WHAT YOU SHOULD DO:
In the listing below, locate the lines that hold "desc" and copy them.

MATERIAL SUPPLIED:

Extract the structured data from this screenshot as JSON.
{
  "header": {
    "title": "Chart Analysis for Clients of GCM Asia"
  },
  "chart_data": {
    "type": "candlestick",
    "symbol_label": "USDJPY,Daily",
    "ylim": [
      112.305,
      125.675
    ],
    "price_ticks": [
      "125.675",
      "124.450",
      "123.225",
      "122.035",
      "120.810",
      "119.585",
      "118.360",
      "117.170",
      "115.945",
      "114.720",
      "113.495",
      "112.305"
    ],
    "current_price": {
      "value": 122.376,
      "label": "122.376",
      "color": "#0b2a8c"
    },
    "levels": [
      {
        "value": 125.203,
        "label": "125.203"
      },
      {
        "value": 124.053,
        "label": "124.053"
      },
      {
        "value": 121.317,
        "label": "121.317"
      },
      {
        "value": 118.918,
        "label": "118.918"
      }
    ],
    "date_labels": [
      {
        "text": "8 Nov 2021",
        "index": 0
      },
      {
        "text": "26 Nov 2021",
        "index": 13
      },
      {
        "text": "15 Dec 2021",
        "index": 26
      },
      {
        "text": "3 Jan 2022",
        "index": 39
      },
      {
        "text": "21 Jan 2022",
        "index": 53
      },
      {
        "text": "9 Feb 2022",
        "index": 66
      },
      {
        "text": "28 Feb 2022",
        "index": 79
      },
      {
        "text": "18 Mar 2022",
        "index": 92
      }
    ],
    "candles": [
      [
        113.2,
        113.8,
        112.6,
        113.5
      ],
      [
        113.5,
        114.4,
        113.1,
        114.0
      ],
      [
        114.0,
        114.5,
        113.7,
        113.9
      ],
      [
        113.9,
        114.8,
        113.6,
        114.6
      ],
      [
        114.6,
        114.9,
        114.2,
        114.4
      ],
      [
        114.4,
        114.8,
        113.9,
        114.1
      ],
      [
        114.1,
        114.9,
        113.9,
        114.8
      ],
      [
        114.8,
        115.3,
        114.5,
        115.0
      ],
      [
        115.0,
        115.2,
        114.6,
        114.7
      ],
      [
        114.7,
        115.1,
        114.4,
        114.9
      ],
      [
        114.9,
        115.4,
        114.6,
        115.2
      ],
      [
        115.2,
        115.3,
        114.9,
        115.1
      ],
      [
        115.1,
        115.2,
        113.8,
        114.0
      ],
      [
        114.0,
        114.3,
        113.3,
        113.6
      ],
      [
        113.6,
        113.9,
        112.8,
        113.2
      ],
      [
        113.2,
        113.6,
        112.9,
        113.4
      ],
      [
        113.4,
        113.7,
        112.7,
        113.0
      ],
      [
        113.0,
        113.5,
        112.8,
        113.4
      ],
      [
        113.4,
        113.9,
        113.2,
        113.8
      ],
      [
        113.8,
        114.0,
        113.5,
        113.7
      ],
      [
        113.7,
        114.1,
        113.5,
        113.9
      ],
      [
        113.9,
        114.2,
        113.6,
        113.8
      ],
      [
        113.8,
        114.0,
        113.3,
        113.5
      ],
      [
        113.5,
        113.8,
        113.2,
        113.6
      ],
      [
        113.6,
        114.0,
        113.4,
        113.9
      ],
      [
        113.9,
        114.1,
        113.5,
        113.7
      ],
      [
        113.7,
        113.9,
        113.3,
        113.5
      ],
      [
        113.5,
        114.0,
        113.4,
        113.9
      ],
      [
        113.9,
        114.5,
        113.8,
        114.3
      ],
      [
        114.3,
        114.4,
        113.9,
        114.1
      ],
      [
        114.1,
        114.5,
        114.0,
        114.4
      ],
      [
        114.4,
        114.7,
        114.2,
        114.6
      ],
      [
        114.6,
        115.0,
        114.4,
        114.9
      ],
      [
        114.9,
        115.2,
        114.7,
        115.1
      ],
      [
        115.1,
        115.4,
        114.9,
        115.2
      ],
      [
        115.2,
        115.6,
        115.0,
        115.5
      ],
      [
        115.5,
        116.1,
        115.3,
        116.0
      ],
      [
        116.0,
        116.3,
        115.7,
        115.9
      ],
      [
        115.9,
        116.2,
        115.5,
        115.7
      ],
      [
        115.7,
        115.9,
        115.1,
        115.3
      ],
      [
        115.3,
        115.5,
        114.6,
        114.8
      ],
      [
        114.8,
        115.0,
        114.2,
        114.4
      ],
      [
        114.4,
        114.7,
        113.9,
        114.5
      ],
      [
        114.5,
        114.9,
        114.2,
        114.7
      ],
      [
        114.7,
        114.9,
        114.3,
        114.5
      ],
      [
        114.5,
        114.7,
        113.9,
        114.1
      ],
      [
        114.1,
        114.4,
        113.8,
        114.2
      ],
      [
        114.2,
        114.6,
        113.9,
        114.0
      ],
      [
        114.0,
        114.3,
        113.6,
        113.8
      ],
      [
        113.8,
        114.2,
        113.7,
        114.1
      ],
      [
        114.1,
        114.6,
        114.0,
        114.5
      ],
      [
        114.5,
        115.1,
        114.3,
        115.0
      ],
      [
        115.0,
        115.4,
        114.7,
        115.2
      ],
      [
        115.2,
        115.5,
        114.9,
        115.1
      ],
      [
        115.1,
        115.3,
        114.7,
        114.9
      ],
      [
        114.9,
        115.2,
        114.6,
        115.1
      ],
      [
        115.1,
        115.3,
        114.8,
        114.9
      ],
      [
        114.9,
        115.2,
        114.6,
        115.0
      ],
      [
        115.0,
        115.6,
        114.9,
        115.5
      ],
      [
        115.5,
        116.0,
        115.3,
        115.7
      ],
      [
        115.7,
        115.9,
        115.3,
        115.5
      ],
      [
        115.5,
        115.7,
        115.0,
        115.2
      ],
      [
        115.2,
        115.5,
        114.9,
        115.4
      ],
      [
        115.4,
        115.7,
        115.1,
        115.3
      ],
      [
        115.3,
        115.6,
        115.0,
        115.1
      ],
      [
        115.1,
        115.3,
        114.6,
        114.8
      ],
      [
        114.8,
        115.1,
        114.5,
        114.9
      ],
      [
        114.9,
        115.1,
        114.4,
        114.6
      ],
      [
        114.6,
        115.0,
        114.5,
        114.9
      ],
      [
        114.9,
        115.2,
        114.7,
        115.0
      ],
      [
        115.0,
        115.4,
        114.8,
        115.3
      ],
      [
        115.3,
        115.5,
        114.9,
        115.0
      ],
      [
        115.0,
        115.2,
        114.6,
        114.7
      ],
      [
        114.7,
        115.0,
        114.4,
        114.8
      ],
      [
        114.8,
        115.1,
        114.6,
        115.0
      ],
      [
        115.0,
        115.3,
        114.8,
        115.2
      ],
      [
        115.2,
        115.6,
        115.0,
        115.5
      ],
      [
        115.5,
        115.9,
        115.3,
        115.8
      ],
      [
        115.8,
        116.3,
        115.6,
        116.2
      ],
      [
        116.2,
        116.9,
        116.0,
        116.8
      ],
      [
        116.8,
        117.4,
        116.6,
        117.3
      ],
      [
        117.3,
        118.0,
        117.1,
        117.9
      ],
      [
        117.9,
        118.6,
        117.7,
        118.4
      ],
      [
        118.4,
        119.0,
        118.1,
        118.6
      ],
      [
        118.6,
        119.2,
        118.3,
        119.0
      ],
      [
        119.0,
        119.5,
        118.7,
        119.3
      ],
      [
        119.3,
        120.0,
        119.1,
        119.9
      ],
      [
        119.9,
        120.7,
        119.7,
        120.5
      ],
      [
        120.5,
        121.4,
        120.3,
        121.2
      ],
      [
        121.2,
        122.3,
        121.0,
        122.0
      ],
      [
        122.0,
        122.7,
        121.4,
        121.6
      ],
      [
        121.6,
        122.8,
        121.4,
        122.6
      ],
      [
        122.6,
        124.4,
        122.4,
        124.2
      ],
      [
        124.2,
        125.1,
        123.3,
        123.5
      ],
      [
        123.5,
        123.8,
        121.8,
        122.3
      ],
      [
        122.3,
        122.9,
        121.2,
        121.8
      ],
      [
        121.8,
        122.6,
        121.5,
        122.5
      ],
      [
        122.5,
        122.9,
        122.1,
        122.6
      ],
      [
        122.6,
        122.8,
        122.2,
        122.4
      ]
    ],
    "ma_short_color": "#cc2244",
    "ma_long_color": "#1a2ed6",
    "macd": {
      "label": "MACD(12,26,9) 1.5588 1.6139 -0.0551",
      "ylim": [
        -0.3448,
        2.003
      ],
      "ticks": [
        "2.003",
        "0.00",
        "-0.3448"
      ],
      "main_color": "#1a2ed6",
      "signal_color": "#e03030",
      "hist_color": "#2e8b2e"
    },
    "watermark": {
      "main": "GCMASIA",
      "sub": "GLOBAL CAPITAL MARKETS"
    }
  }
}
--
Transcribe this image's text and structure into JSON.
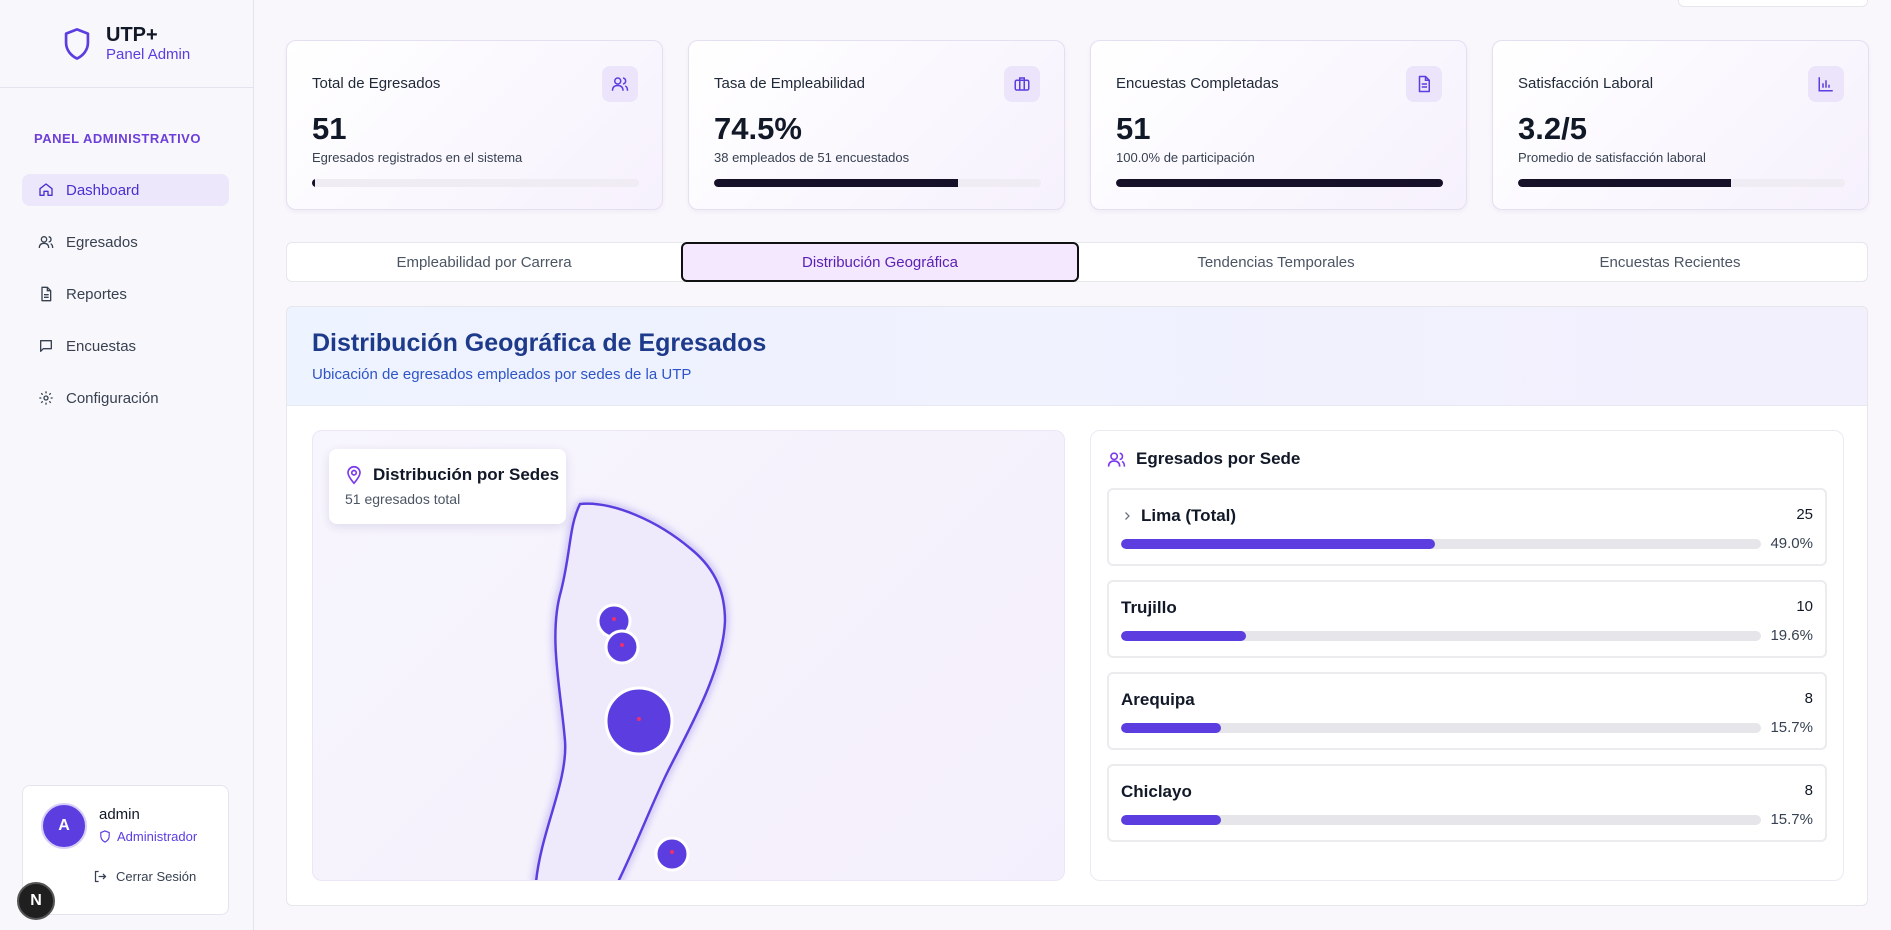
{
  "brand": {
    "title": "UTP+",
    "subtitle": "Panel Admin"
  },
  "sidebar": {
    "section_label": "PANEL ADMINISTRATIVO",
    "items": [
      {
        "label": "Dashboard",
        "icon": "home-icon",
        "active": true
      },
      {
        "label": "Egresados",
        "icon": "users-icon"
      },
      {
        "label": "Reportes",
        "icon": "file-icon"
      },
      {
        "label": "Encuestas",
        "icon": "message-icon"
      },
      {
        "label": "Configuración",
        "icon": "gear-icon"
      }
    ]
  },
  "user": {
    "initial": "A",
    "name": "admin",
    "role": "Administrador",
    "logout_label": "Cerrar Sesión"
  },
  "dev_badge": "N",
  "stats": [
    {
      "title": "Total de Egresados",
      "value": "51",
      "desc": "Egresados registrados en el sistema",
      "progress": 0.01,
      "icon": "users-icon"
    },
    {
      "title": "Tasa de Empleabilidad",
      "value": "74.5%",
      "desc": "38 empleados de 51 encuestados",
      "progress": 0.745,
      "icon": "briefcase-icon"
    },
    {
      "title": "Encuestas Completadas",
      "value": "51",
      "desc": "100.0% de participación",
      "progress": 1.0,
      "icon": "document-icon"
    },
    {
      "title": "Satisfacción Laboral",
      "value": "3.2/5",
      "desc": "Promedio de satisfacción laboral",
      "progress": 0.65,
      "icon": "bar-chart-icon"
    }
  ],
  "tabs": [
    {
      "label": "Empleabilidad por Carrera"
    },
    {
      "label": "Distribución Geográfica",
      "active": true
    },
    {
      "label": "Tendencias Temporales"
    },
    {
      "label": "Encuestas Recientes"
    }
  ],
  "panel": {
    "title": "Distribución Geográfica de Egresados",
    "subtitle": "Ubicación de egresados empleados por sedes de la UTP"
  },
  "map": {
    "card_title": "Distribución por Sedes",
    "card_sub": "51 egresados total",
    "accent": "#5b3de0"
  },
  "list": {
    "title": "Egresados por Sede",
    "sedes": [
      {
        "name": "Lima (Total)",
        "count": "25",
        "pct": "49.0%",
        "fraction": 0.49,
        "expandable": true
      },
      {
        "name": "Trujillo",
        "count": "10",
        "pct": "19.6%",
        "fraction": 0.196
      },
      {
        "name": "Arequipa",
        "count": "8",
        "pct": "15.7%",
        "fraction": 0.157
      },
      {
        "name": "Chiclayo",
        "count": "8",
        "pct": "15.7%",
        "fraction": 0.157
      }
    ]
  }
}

SOLUTION FOR THIS PROBLEM:
      "desc": "Egresados registrados en el sistema",
      "desc": "38 empleados de 51 encuestados",
      "desc": "100.0% de participación",
      "desc": "Promedio de satisfacción laboral",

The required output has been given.